TRY IT
How many lines within the records include the word "labels"? Only that number should be given.

╭─ TASK MATERIAL

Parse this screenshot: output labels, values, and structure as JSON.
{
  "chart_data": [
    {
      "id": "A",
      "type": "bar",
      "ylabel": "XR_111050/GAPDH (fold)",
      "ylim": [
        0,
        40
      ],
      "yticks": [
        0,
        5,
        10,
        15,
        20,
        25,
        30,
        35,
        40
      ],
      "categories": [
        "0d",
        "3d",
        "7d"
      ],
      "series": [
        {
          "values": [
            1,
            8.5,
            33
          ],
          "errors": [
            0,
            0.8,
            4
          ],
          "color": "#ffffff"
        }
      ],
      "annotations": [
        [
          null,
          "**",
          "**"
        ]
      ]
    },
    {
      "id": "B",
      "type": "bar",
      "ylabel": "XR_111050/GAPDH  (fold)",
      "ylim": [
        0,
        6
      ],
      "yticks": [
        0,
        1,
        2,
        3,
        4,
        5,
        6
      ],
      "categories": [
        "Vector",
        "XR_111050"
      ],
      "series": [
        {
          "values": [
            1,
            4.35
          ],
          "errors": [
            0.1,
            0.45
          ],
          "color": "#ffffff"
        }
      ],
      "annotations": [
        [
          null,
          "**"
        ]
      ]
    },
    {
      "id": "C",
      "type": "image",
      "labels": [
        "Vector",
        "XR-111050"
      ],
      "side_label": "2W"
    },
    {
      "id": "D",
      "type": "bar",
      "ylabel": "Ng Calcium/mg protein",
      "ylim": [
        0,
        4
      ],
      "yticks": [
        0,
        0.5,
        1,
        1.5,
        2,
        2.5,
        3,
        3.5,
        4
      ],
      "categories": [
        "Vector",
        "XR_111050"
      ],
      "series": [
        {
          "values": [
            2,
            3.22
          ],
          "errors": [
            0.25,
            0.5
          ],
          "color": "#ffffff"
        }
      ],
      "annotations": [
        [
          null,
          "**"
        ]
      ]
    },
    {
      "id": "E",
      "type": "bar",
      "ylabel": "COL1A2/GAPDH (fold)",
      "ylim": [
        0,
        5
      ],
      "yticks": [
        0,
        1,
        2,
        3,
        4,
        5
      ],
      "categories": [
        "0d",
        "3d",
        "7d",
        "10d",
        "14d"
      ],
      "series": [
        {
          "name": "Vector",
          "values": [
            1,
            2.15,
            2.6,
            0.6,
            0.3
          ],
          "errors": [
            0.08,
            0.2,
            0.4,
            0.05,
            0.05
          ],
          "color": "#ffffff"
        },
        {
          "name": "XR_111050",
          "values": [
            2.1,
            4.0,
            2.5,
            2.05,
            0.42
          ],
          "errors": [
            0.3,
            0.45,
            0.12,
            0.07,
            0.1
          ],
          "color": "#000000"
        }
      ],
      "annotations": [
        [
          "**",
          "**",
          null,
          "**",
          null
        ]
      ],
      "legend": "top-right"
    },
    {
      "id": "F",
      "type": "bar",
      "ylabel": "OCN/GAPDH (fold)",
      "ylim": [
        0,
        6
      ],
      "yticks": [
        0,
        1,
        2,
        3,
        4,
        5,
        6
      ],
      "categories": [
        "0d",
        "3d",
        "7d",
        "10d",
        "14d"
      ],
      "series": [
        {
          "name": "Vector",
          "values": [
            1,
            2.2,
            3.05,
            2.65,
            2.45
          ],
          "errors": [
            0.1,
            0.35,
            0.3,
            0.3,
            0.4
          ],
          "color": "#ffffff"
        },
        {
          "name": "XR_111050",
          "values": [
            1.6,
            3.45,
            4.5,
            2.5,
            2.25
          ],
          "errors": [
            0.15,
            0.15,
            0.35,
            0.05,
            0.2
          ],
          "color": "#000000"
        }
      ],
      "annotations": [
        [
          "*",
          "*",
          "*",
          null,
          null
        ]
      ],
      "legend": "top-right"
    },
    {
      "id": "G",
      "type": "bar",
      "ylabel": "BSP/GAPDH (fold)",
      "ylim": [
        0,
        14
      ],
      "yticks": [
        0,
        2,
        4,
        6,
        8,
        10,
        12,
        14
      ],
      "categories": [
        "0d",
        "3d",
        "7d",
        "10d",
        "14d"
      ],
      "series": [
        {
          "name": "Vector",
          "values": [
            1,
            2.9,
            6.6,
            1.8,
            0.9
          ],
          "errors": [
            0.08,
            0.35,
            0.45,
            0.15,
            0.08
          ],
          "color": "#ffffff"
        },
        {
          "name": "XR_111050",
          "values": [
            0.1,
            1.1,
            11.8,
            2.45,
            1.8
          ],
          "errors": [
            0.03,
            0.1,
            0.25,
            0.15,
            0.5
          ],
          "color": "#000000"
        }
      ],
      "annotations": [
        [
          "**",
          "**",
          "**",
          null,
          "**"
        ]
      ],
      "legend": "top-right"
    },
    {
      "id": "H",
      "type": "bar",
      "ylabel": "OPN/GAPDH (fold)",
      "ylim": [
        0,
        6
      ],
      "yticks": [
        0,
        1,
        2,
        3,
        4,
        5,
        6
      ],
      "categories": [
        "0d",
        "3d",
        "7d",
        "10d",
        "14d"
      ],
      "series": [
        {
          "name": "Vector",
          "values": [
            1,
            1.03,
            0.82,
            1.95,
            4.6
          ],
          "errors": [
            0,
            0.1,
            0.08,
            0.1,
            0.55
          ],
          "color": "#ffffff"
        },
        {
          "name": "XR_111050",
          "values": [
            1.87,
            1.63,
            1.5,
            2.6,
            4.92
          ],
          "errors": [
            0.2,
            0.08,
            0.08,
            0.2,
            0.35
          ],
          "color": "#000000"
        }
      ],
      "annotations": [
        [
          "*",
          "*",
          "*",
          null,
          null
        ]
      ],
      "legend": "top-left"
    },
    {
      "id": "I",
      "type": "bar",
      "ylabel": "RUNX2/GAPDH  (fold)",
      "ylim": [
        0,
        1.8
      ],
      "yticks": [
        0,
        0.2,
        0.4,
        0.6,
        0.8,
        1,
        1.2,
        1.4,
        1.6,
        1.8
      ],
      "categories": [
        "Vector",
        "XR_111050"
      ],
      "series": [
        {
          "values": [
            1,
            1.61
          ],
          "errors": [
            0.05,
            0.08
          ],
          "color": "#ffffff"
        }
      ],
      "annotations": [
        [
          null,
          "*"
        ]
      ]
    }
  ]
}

╰─

ANSWER TO THE EXERCISE
2